[Figure content listings]
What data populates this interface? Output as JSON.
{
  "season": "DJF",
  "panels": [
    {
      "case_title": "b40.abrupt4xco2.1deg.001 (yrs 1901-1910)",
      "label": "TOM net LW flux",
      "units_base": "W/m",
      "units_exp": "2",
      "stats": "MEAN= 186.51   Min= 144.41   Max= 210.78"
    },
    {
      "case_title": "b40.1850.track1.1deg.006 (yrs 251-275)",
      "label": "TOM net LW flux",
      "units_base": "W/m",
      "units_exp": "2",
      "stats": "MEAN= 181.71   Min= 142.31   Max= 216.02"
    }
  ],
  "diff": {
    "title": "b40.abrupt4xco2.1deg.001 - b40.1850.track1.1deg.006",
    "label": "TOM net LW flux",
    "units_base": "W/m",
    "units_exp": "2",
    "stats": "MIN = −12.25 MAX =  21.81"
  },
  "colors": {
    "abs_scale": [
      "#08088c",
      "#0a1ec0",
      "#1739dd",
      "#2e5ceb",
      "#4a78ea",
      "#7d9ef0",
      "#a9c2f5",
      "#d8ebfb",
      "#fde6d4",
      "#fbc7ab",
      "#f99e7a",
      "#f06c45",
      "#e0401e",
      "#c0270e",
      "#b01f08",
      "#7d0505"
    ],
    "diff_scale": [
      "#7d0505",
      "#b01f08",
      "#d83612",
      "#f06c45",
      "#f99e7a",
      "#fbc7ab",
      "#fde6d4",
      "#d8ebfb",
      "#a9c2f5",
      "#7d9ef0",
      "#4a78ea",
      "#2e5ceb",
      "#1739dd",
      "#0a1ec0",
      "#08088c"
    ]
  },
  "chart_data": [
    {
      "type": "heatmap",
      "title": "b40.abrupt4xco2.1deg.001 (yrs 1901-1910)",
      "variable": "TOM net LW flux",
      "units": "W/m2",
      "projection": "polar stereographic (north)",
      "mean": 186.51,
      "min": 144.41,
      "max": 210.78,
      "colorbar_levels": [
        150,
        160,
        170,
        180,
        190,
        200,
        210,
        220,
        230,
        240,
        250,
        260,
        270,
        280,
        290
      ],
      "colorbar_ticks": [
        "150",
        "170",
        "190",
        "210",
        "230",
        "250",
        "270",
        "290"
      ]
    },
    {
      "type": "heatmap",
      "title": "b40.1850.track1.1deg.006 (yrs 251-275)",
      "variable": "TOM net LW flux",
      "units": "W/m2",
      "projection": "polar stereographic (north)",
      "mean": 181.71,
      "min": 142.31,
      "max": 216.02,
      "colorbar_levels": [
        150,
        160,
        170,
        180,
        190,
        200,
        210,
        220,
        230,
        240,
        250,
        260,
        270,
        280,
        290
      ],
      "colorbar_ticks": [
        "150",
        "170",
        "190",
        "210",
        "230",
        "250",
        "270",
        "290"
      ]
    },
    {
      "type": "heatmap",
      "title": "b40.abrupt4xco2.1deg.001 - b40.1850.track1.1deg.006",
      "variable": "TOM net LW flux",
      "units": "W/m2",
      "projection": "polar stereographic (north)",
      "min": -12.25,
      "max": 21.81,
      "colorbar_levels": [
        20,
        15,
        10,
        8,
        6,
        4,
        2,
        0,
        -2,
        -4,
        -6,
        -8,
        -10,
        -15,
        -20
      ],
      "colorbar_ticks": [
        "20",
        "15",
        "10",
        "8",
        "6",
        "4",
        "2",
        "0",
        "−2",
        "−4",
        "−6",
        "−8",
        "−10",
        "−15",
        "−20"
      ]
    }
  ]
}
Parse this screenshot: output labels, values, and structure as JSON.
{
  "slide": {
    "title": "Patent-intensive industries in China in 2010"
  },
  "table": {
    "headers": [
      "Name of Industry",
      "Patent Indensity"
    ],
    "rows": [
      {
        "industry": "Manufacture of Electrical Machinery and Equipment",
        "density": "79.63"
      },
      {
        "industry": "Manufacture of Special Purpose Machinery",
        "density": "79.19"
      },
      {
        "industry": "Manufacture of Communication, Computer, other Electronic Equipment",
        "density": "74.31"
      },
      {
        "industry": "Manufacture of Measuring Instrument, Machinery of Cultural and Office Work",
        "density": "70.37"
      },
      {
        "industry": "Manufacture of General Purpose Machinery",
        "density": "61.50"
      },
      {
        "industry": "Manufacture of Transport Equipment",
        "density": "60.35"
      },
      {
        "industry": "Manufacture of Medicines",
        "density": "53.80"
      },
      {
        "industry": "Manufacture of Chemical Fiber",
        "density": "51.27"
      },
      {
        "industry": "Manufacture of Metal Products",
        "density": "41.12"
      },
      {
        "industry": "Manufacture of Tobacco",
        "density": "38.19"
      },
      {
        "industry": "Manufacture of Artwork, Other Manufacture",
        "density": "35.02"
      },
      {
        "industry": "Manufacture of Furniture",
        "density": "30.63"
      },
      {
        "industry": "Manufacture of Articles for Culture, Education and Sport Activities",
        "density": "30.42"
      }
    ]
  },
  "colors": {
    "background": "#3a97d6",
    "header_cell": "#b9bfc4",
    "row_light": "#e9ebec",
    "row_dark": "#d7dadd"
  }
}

GIVEN EXERCISE -
Copy every line exactly. Leave nothing out.

SOLUTION TO THE EXERCISE -
What data populates this interface? Output as JSON.
{
  "season": "DJF",
  "panels": [
    {
      "case_title": "b40.abrupt4xco2.1deg.001 (yrs 1901-1910)",
      "label": "TOM net LW flux",
      "units_base": "W/m",
      "units_exp": "2",
      "stats": "MEAN= 186.51   Min= 144.41   Max= 210.78"
    },
    {
      "case_title": "b40.1850.track1.1deg.006 (yrs 251-275)",
      "label": "TOM net LW flux",
      "units_base": "W/m",
      "units_exp": "2",
      "stats": "MEAN= 181.71   Min= 142.31   Max= 216.02"
    }
  ],
  "diff": {
    "title": "b40.abrupt4xco2.1deg.001 - b40.1850.track1.1deg.006",
    "label": "TOM net LW flux",
    "units_base": "W/m",
    "units_exp": "2",
    "stats": "MIN = −12.25 MAX =  21.81"
  },
  "colors": {
    "abs_scale": [
      "#08088c",
      "#0a1ec0",
      "#1739dd",
      "#2e5ceb",
      "#4a78ea",
      "#7d9ef0",
      "#a9c2f5",
      "#d8ebfb",
      "#fde6d4",
      "#fbc7ab",
      "#f99e7a",
      "#f06c45",
      "#e0401e",
      "#c0270e",
      "#b01f08",
      "#7d0505"
    ],
    "diff_scale": [
      "#7d0505",
      "#b01f08",
      "#d83612",
      "#f06c45",
      "#f99e7a",
      "#fbc7ab",
      "#fde6d4",
      "#d8ebfb",
      "#a9c2f5",
      "#7d9ef0",
      "#4a78ea",
      "#2e5ceb",
      "#1739dd",
      "#0a1ec0",
      "#08088c"
    ]
  },
  "chart_data": [
    {
      "type": "heatmap",
      "title": "b40.abrupt4xco2.1deg.001 (yrs 1901-1910)",
      "variable": "TOM net LW flux",
      "units": "W/m2",
      "projection": "polar stereographic (north)",
      "mean": 186.51,
      "min": 144.41,
      "max": 210.78,
      "colorbar_levels": [
        150,
        160,
        170,
        180,
        190,
        200,
        210,
        220,
        230,
        240,
        250,
        260,
        270,
        280,
        290
      ],
      "colorbar_ticks": [
        "150",
        "170",
        "190",
        "210",
        "230",
        "250",
        "270",
        "290"
      ]
    },
    {
      "type": "heatmap",
      "title": "b40.1850.track1.1deg.006 (yrs 251-275)",
      "variable": "TOM net LW flux",
      "units": "W/m2",
      "projection": "polar stereographic (north)",
      "mean": 181.71,
      "min": 142.31,
      "max": 216.02,
      "colorbar_levels": [
        150,
        160,
        170,
        180,
        190,
        200,
        210,
        220,
        230,
        240,
        250,
        260,
        270,
        280,
        290
      ],
      "colorbar_ticks": [
        "150",
        "170",
        "190",
        "210",
        "230",
        "250",
        "270",
        "290"
      ]
    },
    {
      "type": "heatmap",
      "title": "b40.abrupt4xco2.1deg.001 - b40.1850.track1.1deg.006",
      "variable": "TOM net LW flux",
      "units": "W/m2",
      "projection": "polar stereographic (north)",
      "min": -12.25,
      "max": 21.81,
      "colorbar_levels": [
        20,
        15,
        10,
        8,
        6,
        4,
        2,
        0,
        -2,
        -4,
        -6,
        -8,
        -10,
        -15,
        -20
      ],
      "colorbar_ticks": [
        "20",
        "15",
        "10",
        "8",
        "6",
        "4",
        "2",
        "0",
        "−2",
        "−4",
        "−6",
        "−8",
        "−10",
        "−15",
        "−20"
      ]
    }
  ]
}
Parse this screenshot: output labels, values, and structure as JSON.
{
  "slide": {
    "title": "Patent-intensive industries in China in 2010"
  },
  "table": {
    "headers": [
      "Name of Industry",
      "Patent Indensity"
    ],
    "rows": [
      {
        "industry": "Manufacture of Electrical Machinery and Equipment",
        "density": "79.63"
      },
      {
        "industry": "Manufacture of Special Purpose Machinery",
        "density": "79.19"
      },
      {
        "industry": "Manufacture of Communication, Computer, other Electronic Equipment",
        "density": "74.31"
      },
      {
        "industry": "Manufacture of Measuring Instrument, Machinery of Cultural and Office Work",
        "density": "70.37"
      },
      {
        "industry": "Manufacture of General Purpose Machinery",
        "density": "61.50"
      },
      {
        "industry": "Manufacture of Transport Equipment",
        "density": "60.35"
      },
      {
        "industry": "Manufacture of Medicines",
        "density": "53.80"
      },
      {
        "industry": "Manufacture of Chemical Fiber",
        "density": "51.27"
      },
      {
        "industry": "Manufacture of Metal Products",
        "density": "41.12"
      },
      {
        "industry": "Manufacture of Tobacco",
        "density": "38.19"
      },
      {
        "industry": "Manufacture of Artwork, Other Manufacture",
        "density": "35.02"
      },
      {
        "industry": "Manufacture of Furniture",
        "density": "30.63"
      },
      {
        "industry": "Manufacture of Articles for Culture, Education and Sport Activities",
        "density": "30.42"
      }
    ]
  },
  "colors": {
    "background": "#3a97d6",
    "header_cell": "#b9bfc4",
    "row_light": "#e9ebec",
    "row_dark": "#d7dadd"
  }
}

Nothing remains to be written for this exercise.